What to do:
1. According to the blog post, what was the church's motto?
2. Write out the stretch of the blog post from "Last night (the" through "just one person.", word for word.

"Art is better when you don't have to fear other people's opinions."
-ME!
Think about it...
My dance Professor thought it was WISE!
I love being wise at my young age =)
hahaha....
10.24.2008
10.20.2008
Shades of Gray...
Alright, there is something just pulling at my heart and I'm not sure how this blog is going to turn out. All I know is that whatever I type here on out is what i'm feeling.
Last night (the picture below) was a chill night. I was hanging out with the band (www.myspace.com/futureofforestry) at a gig for a church in North Park. The church's motto was "Christianity for All." Now, North Park and Hillcrest are areas here in San Diego that are openly open to homosexuality. The pastor of the church was gay. There were men raising their hands while holding each others hands. There was a man dressed as a woman. But they were all there worshipping God and saying "AMEN!" and "Preach it!" Completely enthusiastic about believing in God without anyone making them feel unwanted. The Pastor's message was how God loves you no matter what. God is love and Christianity is about everyone together not just one person.
Do you see where this is going?
There's a weird line between religion and homosexuality.
I hate sides. I don't consider myself an extremely religious person. I consider myself a believer of truth. I feel like that the church we were at last night was a support for those who have felt unwanted, who have felt eyes staring down at them and have gotten the cold shoulder countless times. All they want is to know love--to feel love. If being homosexual has brought them to that church and closer to God then I'm not sure why people have to be so judgemental.
I understand that the argument against my apporach is that in the bible it says that it's wrong. That living a lifestyle like the men and women that we met yesterday is not right in the eyes of God. I get it. But who gives people the right to say that they are wrong and point fingers? I mean... what did you do wrong today? Have you sinned today? Cause I know I have. What makes you so righteous to make people feel like crap and tell them that they are sinners? Is that really the way God would want us to react to homosexuality? Or to any sin in general? Is what you're saying out of love?
Maybe I'm just completely and insanely empathetic. Maybe I was a gay man in another life. I don't know. I don't know a lot about everything. But I know that God isn't standing in all of his glory and saying to all the homosexuals that they are sinners and they are going to hell. I think he's standing there saying "hey, you're mine. I love you. I love you with all my heart and soul." If I didn't think God was capable of love than I wouldn't believe in Him. The only reason I write from the standpoint of a believer is because I know that God loves me. No matter who I am, what I do, what I say, or who I support, He made me and I have felt his love.

Data section:
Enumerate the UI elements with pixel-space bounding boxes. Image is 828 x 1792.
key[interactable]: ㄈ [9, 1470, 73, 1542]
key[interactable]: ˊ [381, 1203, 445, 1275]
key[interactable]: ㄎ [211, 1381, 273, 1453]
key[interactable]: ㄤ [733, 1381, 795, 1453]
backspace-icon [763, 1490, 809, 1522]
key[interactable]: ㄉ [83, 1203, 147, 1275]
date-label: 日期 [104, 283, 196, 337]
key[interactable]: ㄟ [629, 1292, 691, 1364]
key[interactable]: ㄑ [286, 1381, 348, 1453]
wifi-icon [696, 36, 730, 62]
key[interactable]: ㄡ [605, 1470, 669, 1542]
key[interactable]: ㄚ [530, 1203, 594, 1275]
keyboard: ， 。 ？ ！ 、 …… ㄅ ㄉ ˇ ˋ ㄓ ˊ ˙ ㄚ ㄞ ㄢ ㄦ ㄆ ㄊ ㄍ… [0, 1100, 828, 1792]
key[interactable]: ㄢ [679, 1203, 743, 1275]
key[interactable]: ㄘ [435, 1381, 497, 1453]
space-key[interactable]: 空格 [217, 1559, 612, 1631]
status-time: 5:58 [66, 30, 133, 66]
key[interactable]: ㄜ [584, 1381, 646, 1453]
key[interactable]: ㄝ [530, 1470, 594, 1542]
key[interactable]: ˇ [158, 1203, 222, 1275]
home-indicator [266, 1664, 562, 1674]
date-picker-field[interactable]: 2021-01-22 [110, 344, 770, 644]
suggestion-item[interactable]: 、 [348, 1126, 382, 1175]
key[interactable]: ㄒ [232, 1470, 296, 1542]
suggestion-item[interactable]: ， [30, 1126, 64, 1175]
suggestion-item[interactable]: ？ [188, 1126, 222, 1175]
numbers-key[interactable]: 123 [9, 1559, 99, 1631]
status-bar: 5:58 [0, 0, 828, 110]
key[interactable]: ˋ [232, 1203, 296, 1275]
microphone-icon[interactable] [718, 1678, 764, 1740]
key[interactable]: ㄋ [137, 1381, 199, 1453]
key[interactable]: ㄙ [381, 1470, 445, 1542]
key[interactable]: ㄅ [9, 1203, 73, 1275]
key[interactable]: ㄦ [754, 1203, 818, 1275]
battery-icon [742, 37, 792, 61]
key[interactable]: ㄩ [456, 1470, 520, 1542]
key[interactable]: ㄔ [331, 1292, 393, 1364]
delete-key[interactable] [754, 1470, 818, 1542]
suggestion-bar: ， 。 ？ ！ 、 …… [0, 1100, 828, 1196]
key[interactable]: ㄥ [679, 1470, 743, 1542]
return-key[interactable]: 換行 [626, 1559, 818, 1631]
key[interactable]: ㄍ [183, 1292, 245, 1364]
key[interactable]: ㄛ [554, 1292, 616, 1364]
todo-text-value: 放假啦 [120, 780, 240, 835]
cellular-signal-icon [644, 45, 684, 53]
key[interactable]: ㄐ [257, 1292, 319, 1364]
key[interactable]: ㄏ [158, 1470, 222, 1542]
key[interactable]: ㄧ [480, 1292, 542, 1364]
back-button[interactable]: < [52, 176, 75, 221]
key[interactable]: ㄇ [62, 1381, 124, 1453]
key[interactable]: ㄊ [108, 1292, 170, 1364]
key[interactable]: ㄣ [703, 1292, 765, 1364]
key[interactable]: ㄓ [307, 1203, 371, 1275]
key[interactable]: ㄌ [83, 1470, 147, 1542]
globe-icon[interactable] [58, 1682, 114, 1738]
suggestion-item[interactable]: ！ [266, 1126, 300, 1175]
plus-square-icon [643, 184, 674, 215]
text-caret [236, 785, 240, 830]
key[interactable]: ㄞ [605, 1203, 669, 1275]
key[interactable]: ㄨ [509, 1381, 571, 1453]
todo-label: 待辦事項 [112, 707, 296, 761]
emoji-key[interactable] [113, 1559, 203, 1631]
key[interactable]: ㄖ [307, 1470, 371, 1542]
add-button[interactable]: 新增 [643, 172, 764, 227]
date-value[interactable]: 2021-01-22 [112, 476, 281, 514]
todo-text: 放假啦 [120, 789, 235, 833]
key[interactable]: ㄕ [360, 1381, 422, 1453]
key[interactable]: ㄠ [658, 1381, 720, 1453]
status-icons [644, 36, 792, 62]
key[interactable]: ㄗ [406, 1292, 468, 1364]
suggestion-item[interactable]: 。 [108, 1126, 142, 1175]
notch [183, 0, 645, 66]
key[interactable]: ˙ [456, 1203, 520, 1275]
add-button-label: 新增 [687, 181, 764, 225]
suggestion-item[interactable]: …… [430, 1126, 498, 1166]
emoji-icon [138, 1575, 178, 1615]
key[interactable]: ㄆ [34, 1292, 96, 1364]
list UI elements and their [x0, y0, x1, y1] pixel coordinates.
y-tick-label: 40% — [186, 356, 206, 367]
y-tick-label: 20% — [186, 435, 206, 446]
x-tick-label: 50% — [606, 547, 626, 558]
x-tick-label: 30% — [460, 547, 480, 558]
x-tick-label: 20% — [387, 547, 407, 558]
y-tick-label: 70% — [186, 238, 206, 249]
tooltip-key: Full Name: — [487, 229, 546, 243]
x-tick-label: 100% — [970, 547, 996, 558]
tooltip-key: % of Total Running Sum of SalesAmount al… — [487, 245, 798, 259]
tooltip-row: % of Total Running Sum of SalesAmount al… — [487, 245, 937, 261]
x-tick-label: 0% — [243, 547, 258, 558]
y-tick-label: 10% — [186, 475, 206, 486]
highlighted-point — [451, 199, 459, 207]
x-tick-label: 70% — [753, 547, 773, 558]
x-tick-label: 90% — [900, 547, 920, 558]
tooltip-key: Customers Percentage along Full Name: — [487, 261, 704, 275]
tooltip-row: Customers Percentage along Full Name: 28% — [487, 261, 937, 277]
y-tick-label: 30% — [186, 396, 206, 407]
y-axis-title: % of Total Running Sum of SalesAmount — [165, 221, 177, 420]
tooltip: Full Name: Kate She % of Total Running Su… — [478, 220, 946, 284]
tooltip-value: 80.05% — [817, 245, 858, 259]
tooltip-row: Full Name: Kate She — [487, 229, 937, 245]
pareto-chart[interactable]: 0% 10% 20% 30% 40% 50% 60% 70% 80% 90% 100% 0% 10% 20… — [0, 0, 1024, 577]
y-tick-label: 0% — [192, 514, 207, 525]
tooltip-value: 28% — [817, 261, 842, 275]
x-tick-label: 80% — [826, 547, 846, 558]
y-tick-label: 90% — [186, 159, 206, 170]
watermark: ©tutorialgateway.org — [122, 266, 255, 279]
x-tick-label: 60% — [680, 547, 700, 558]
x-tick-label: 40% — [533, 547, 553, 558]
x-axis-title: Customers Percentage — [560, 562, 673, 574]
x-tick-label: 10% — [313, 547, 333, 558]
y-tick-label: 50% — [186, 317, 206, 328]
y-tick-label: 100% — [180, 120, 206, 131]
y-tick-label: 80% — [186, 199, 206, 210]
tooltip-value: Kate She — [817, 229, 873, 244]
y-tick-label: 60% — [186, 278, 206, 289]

Solved tasks:
1. "Christianity for All."

2.
Last night (the picture below) was a chill night. I was hanging out with the band (www.myspace.com/futureofforestry) at a gig for a church in North Park. The church's motto was "Christianity for All." Now, North Park and Hillcrest are areas here in San Diego that are openly open to homosexuality. The pastor of the church was gay. There were men raising their hands while holding each others hands. There was a man dressed as a woman. But they were all there worshipping God and saying "AMEN!" and "Preach it!" Completely enthusiastic about believing in God without anyone making them feel unwanted. The Pastor's message was how God loves you no matter what. God is love and Christianity is about everyone together not just one person.